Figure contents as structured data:
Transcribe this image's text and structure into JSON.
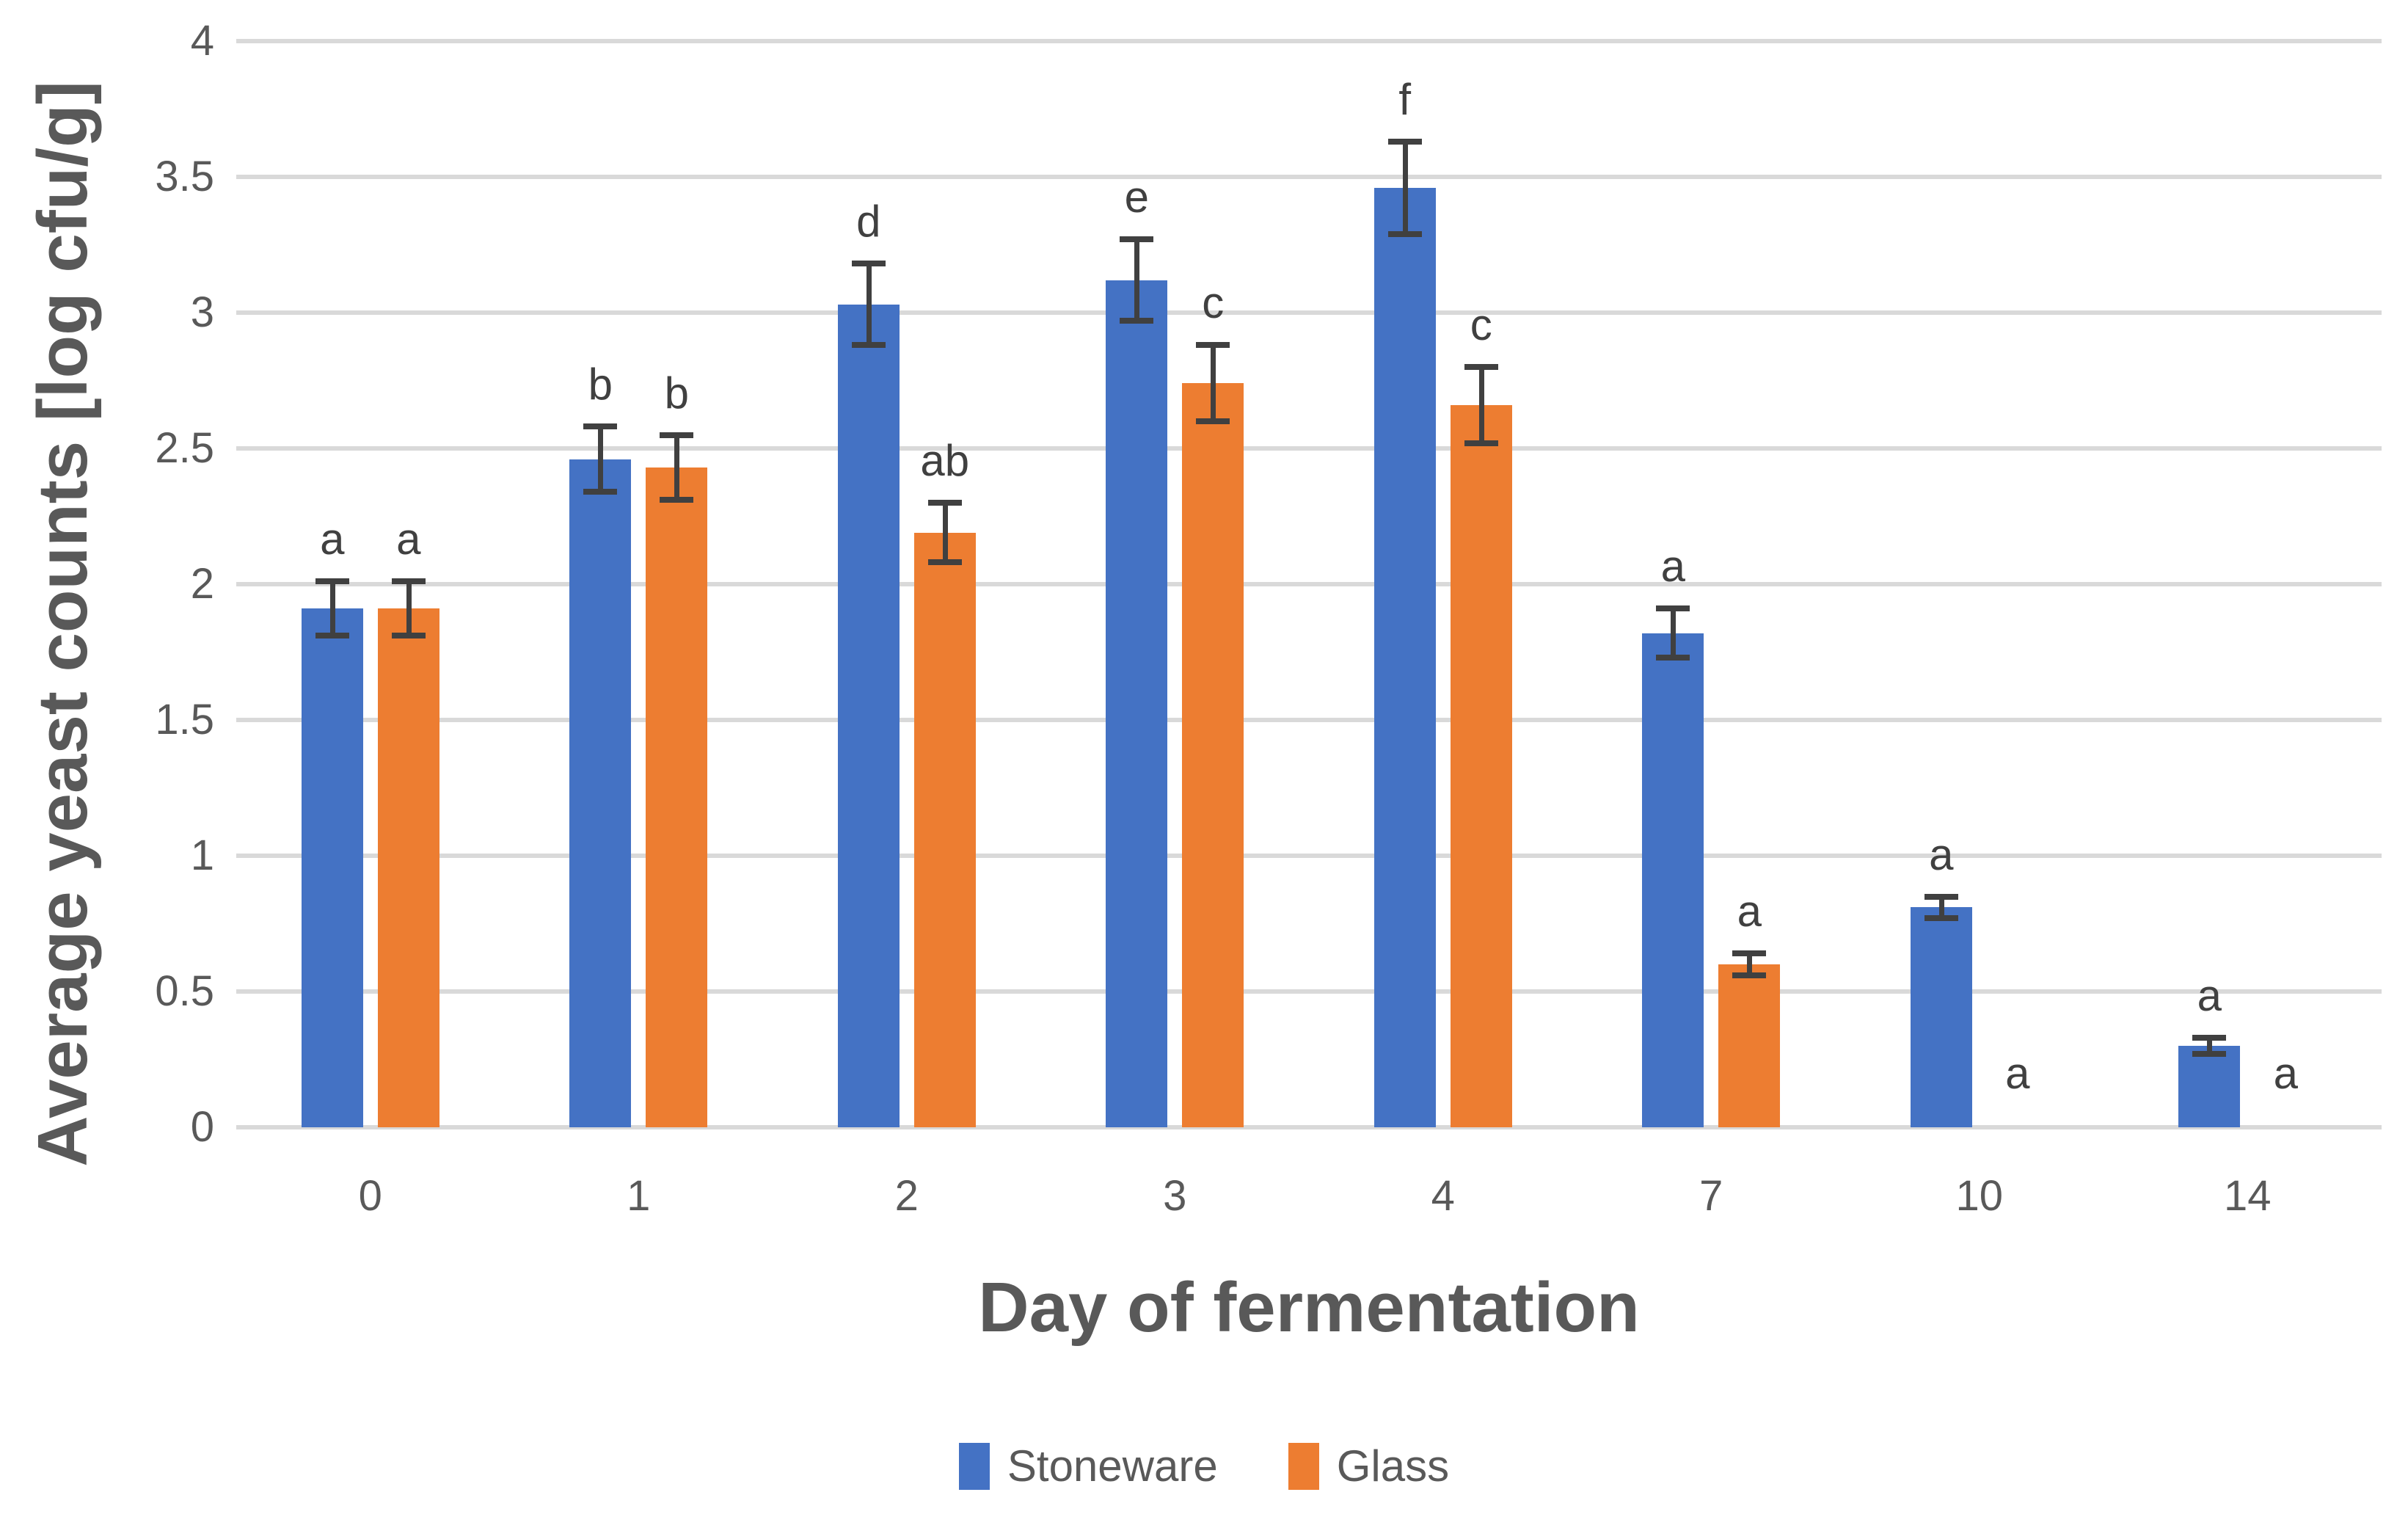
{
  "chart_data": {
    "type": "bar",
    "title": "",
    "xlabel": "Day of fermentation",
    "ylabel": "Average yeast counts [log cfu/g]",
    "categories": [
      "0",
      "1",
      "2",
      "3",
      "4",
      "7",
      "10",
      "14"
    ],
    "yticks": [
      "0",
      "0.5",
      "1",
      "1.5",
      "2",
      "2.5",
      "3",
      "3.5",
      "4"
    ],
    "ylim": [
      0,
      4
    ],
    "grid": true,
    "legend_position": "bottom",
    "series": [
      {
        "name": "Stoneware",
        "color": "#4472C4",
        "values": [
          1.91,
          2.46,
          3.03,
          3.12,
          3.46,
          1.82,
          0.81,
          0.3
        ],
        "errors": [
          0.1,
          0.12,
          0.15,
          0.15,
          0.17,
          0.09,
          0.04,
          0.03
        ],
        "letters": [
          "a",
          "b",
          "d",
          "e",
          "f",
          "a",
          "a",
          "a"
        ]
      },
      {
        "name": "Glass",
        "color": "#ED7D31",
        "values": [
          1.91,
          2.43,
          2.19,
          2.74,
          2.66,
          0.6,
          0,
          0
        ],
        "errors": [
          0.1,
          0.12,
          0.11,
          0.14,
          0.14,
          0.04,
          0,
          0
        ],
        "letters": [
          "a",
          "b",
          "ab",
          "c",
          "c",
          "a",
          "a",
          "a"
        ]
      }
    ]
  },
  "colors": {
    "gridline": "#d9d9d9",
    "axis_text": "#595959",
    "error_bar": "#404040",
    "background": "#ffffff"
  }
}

Given problem | Quote every record above exactly, leaving out the pictures.

Answer to this problem |
Transcribe this image's text and structure into JSON.
{
  "chart_data": {
    "type": "bar",
    "title": "",
    "xlabel": "Day of fermentation",
    "ylabel": "Average yeast counts [log cfu/g]",
    "categories": [
      "0",
      "1",
      "2",
      "3",
      "4",
      "7",
      "10",
      "14"
    ],
    "yticks": [
      "0",
      "0.5",
      "1",
      "1.5",
      "2",
      "2.5",
      "3",
      "3.5",
      "4"
    ],
    "ylim": [
      0,
      4
    ],
    "grid": true,
    "legend_position": "bottom",
    "series": [
      {
        "name": "Stoneware",
        "color": "#4472C4",
        "values": [
          1.91,
          2.46,
          3.03,
          3.12,
          3.46,
          1.82,
          0.81,
          0.3
        ],
        "errors": [
          0.1,
          0.12,
          0.15,
          0.15,
          0.17,
          0.09,
          0.04,
          0.03
        ],
        "letters": [
          "a",
          "b",
          "d",
          "e",
          "f",
          "a",
          "a",
          "a"
        ]
      },
      {
        "name": "Glass",
        "color": "#ED7D31",
        "values": [
          1.91,
          2.43,
          2.19,
          2.74,
          2.66,
          0.6,
          0,
          0
        ],
        "errors": [
          0.1,
          0.12,
          0.11,
          0.14,
          0.14,
          0.04,
          0,
          0
        ],
        "letters": [
          "a",
          "b",
          "ab",
          "c",
          "c",
          "a",
          "a",
          "a"
        ]
      }
    ]
  },
  "colors": {
    "gridline": "#d9d9d9",
    "axis_text": "#595959",
    "error_bar": "#404040",
    "background": "#ffffff"
  }
}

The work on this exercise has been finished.